§ **REQUIRED WORK**: Wherever the word "Properties" appears in the entries, copy the whole line.
** start of ENTRIES **
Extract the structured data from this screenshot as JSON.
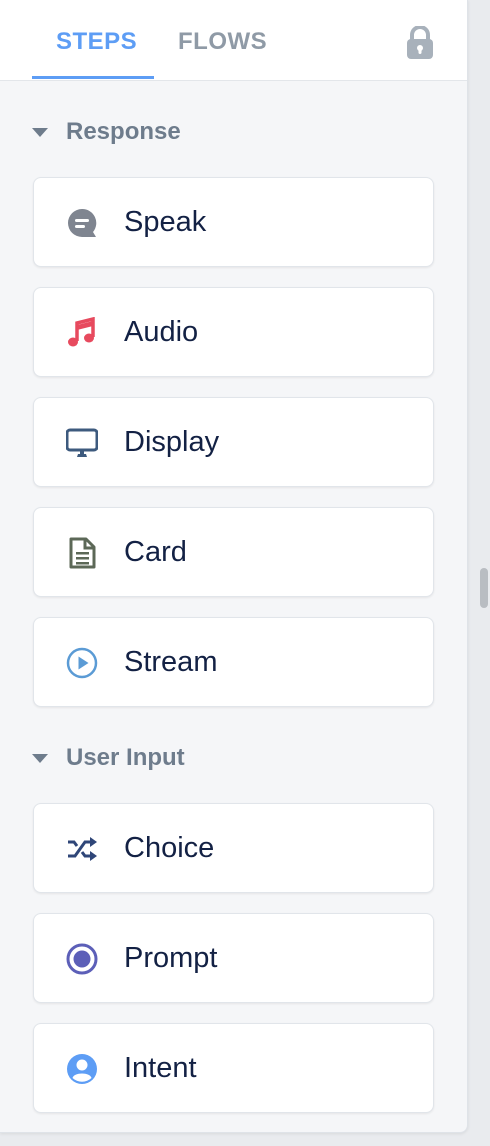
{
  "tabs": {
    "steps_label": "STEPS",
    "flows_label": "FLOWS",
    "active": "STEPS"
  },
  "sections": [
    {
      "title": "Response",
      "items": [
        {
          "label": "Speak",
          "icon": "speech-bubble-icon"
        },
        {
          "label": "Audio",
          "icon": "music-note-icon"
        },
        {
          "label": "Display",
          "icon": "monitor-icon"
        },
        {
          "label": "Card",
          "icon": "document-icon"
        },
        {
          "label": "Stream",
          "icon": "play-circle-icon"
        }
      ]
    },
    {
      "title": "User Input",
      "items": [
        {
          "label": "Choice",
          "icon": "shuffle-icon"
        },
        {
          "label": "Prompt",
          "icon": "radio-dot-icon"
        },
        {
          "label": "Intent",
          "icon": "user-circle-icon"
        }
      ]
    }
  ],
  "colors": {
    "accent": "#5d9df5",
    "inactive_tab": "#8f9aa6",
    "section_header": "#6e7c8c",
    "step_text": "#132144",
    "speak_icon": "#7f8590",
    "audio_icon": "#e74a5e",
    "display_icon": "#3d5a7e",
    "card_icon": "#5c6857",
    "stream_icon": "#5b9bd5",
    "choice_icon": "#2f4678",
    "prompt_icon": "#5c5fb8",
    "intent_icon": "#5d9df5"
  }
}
** end of ENTRIES **
** start of ENTRIES **
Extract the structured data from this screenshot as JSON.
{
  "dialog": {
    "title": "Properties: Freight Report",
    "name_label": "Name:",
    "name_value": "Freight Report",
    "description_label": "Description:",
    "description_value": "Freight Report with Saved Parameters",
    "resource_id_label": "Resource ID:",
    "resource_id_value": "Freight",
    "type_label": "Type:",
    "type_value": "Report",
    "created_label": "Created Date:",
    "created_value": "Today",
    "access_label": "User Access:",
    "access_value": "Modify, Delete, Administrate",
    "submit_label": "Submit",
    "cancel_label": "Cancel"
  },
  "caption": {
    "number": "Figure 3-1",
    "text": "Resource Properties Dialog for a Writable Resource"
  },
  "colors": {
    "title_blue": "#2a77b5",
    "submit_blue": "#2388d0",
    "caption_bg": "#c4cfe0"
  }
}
** end of ENTRIES **
§ **THE OUTPUT**:
    "title": "Properties: Freight Report",
    "text": "Resource Properties Dialog for a Writable Resource"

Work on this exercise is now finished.